▶ EXCERPT PROVIDED:
++++++

Given that Rajaji was a staunch believer in free markets, the Prime Minister’s statement was bound to raise some eyebrows, because although it is somewhat reformist, his NDA government has tended to be statist and unable to produce a genuine free-market intellectual class.

ThePrint looks at the intellectual history of India’s economic Right. This is by no means an exhaustive list, but the aim is to bring out some voices from India’s economic Right, who firmly believed in the idea of a market-driven economy, with minimal state intervention.


Also read: Why do the poor in India vote for Right-wing parties like the BJP?


Kautilyan vs Buddhist traditions

Often, India’s post-Independence statist economic policies are attributed to socialist ideas of state control. While this is technically right, the idea of India’s state-centric economy goes back to Kautilya’s Arthashastra.

Kautilya argued that the state should control every single aspect of the economy, and went as far as to say that even if some economic activity were to be carried out by private individuals, it should be subject to severe and detailed state regulation.

Interestingly, an alternative to this statist idea of economic control came from India’s Buddhist traditions, which suggested a preference for private economic activity — especially with respect to commerce. It also wished to restrict the economic role of the state.

++++++

▶ PROBLEM REQUIREMENTS:
Rewrite the passage on India's economic Right between "Kautilya argued that" and "detailed state regulation.", inclusive, putting "independent merchants" in place of "private individuals". The entries that follow come from a separate source.

▶ STORED ROWS:
++++++

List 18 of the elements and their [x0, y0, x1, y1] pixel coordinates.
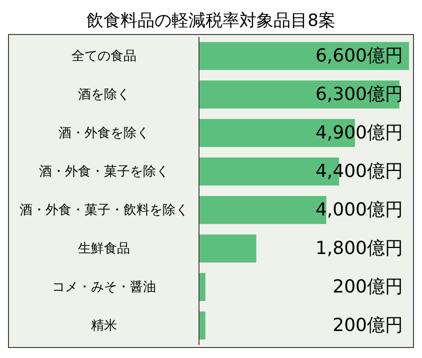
data-label: 200億円: [332, 315, 403, 336]
y-tick-label: 酒・外食を除く: [58, 126, 150, 141]
bar: [199, 234, 256, 262]
y-tick-label: 全ての食品: [72, 48, 136, 64]
y-tick-label: 生鮮食品: [78, 241, 130, 256]
data-label: 6,600億円: [315, 46, 403, 66]
bar: [199, 273, 206, 301]
y-tick-label: 酒・外食・菓子・飲料を除く: [20, 202, 188, 218]
y-tick-label: 酒を除く: [78, 87, 130, 102]
data-label: 200億円: [332, 276, 403, 298]
chart-title: 飲食料品の軽減税率対象品目8案: [86, 10, 336, 33]
bar: [199, 80, 400, 108]
y-tick-label: 酒・外食・菓子を除く: [39, 164, 169, 180]
bar: [199, 312, 206, 340]
y-tick-label: 精米: [91, 318, 117, 334]
data-label: 1,800億円: [315, 238, 403, 259]
bar: [199, 42, 409, 70]
y-tick-label: コメ・みそ・醤油: [52, 280, 156, 295]
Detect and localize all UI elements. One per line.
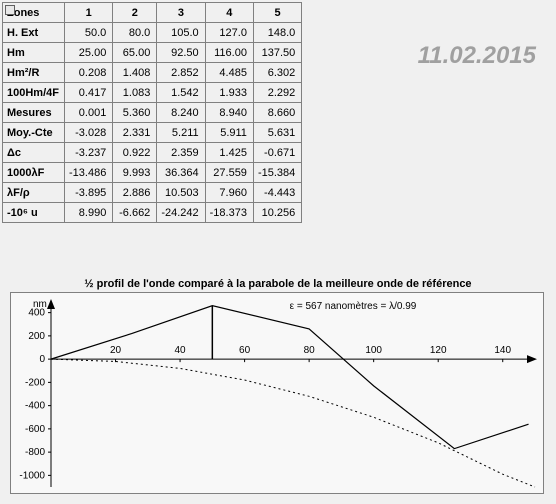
zone-col-5: 5 (253, 3, 301, 23)
cell: 4.485 (205, 63, 253, 83)
cell: 65.00 (113, 43, 157, 63)
svg-text:80: 80 (304, 345, 316, 356)
chart-title: ½ profil de l'onde comparé à la parabole… (10, 278, 546, 290)
zones-header: Zones (3, 3, 65, 23)
svg-text:ε = 567 nanomètres = λ/0.99: ε = 567 nanomètres = λ/0.99 (290, 301, 417, 312)
cell: 8.660 (253, 103, 301, 123)
cell: 27.559 (205, 163, 253, 183)
cell: 9.993 (113, 163, 157, 183)
cell: 148.0 (253, 23, 301, 43)
svg-text:-200: -200 (25, 377, 45, 388)
row-label: H. Ext (3, 23, 65, 43)
cell: 7.960 (205, 183, 253, 203)
cell: 1.425 (205, 143, 253, 163)
cell: 0.001 (65, 103, 113, 123)
cell: 0.417 (65, 83, 113, 103)
row-label: 1000λF (3, 163, 65, 183)
cell: 36.364 (157, 163, 205, 183)
cell: 10.503 (157, 183, 205, 203)
zone-col-2: 2 (113, 3, 157, 23)
svg-text:40: 40 (175, 345, 187, 356)
cell: -18.373 (205, 203, 253, 223)
row-label: 100Hm/4F (3, 83, 65, 103)
zone-col-4: 4 (205, 3, 253, 23)
svg-text:-800: -800 (25, 447, 45, 458)
cell: 25.00 (65, 43, 113, 63)
cell: -6.662 (113, 203, 157, 223)
row-label: Mesures (3, 103, 65, 123)
cell: -3.028 (65, 123, 113, 143)
cell: 92.50 (157, 43, 205, 63)
profile-chart: -1000-800-600-400-2000200400nm2040608010… (10, 292, 544, 494)
cell: 0.208 (65, 63, 113, 83)
cell: 6.302 (253, 63, 301, 83)
svg-text:60: 60 (239, 345, 251, 356)
svg-text:-1000: -1000 (19, 470, 45, 481)
table-row: 1000λF-13.4869.99336.36427.559-15.384 (3, 163, 302, 183)
cell: 0.922 (113, 143, 157, 163)
table-row: 100Hm/4F0.4171.0831.5421.9332.292 (3, 83, 302, 103)
cell: 8.990 (65, 203, 113, 223)
table-row: Hm²/R0.2081.4082.8524.4856.302 (3, 63, 302, 83)
cell: 5.360 (113, 103, 157, 123)
table-row: Moy.-Cte-3.0282.3315.2115.9115.631 (3, 123, 302, 143)
cell: 5.211 (157, 123, 205, 143)
cell: 5.911 (205, 123, 253, 143)
cell: 1.083 (113, 83, 157, 103)
cell: 116.00 (205, 43, 253, 63)
row-label: -10⁶ u (3, 203, 65, 223)
table-row: H. Ext50.080.0105.0127.0148.0 (3, 23, 302, 43)
svg-text:100: 100 (365, 345, 382, 356)
row-label: λF/ρ (3, 183, 65, 203)
row-label: Δc (3, 143, 65, 163)
table-row: Δc-3.2370.9222.3591.425-0.671 (3, 143, 302, 163)
cell: 1.933 (205, 83, 253, 103)
cell: -15.384 (253, 163, 301, 183)
svg-text:-600: -600 (25, 424, 45, 435)
svg-text:0: 0 (39, 354, 45, 365)
cell: -4.443 (253, 183, 301, 203)
date-stamp: 11.02.2015 (418, 42, 536, 70)
cell: 2.852 (157, 63, 205, 83)
zones-table: Zones 12345 H. Ext50.080.0105.0127.0148.… (2, 2, 302, 223)
table-row: Mesures0.0015.3608.2408.9408.660 (3, 103, 302, 123)
cell: 2.292 (253, 83, 301, 103)
table-row: Hm25.0065.0092.50116.00137.50 (3, 43, 302, 63)
svg-text:nm: nm (33, 299, 47, 310)
cell: 50.0 (65, 23, 113, 43)
cell: 127.0 (205, 23, 253, 43)
cell: 137.50 (253, 43, 301, 63)
row-label: Hm²/R (3, 63, 65, 83)
svg-text:140: 140 (494, 345, 511, 356)
cell: 1.408 (113, 63, 157, 83)
svg-text:120: 120 (430, 345, 447, 356)
cell: 80.0 (113, 23, 157, 43)
cell: 8.240 (157, 103, 205, 123)
table-row: -10⁶ u8.990-6.662-24.242-18.37310.256 (3, 203, 302, 223)
cell: -24.242 (157, 203, 205, 223)
cell: 105.0 (157, 23, 205, 43)
cell: 10.256 (253, 203, 301, 223)
svg-text:-400: -400 (25, 401, 45, 412)
cell: -13.486 (65, 163, 113, 183)
row-label: Moy.-Cte (3, 123, 65, 143)
cell: 2.359 (157, 143, 205, 163)
zone-col-1: 1 (65, 3, 113, 23)
zone-col-3: 3 (157, 3, 205, 23)
cell: -3.895 (65, 183, 113, 203)
cell: 1.542 (157, 83, 205, 103)
table-row: λF/ρ-3.8952.88610.5037.960-4.443 (3, 183, 302, 203)
svg-text:200: 200 (28, 331, 45, 342)
cell: -3.237 (65, 143, 113, 163)
cell: -0.671 (253, 143, 301, 163)
cell: 2.886 (113, 183, 157, 203)
cell: 5.631 (253, 123, 301, 143)
row-label: Hm (3, 43, 65, 63)
cell: 2.331 (113, 123, 157, 143)
svg-text:20: 20 (110, 345, 122, 356)
cell: 8.940 (205, 103, 253, 123)
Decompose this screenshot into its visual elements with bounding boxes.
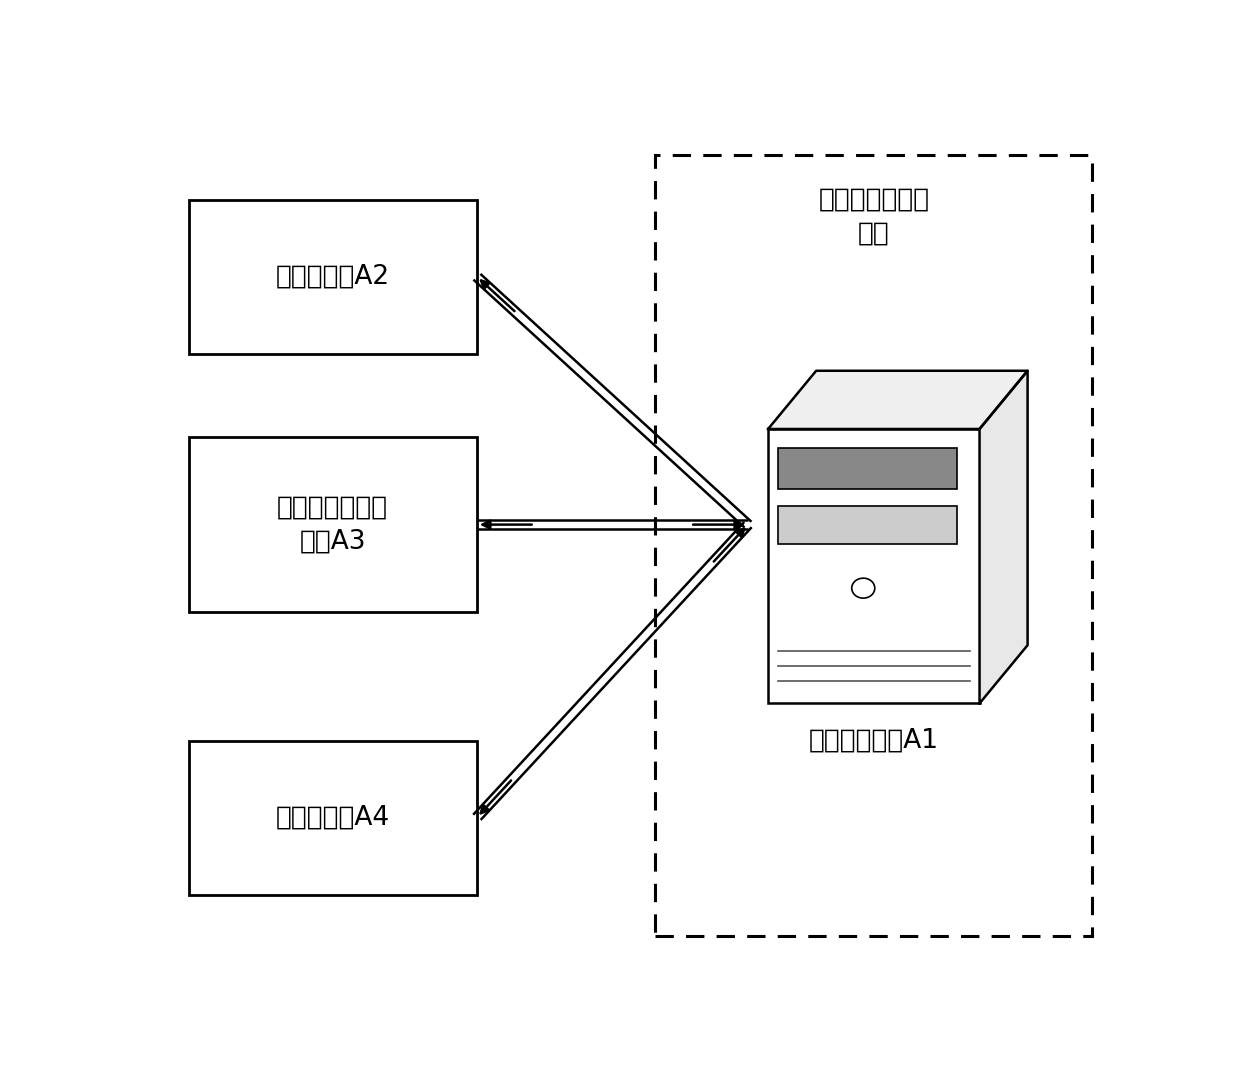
Bar <box>655 154 1092 936</box>
Bar <box>188 200 477 354</box>
Text: 低场核磁共振分
析亪A3: 低场核磁共振分 析亪A3 <box>278 495 388 555</box>
Bar <box>768 429 980 703</box>
Bar <box>188 437 477 612</box>
Bar <box>188 741 477 894</box>
Polygon shape <box>980 370 1028 703</box>
Bar <box>777 448 957 489</box>
Text: 旋转流变亪A2: 旋转流变亪A2 <box>275 264 389 289</box>
Bar <box>777 505 957 544</box>
Text: 低温恒温槽A4: 低温恒温槽A4 <box>275 805 389 831</box>
Text: 原油流动性检测
装置: 原油流动性检测 装置 <box>818 187 930 247</box>
Polygon shape <box>768 370 1028 429</box>
Text: 服务器端设备A1: 服务器端设备A1 <box>808 728 939 754</box>
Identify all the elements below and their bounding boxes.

++++++

▶ ANSWER FOR THE TASK:
Kautilya argued that the state should control every single aspect of the economy, and went as far as to say that even if some economic activity were to be carried out by independent merchants, it should be subject to severe and detailed state regulation.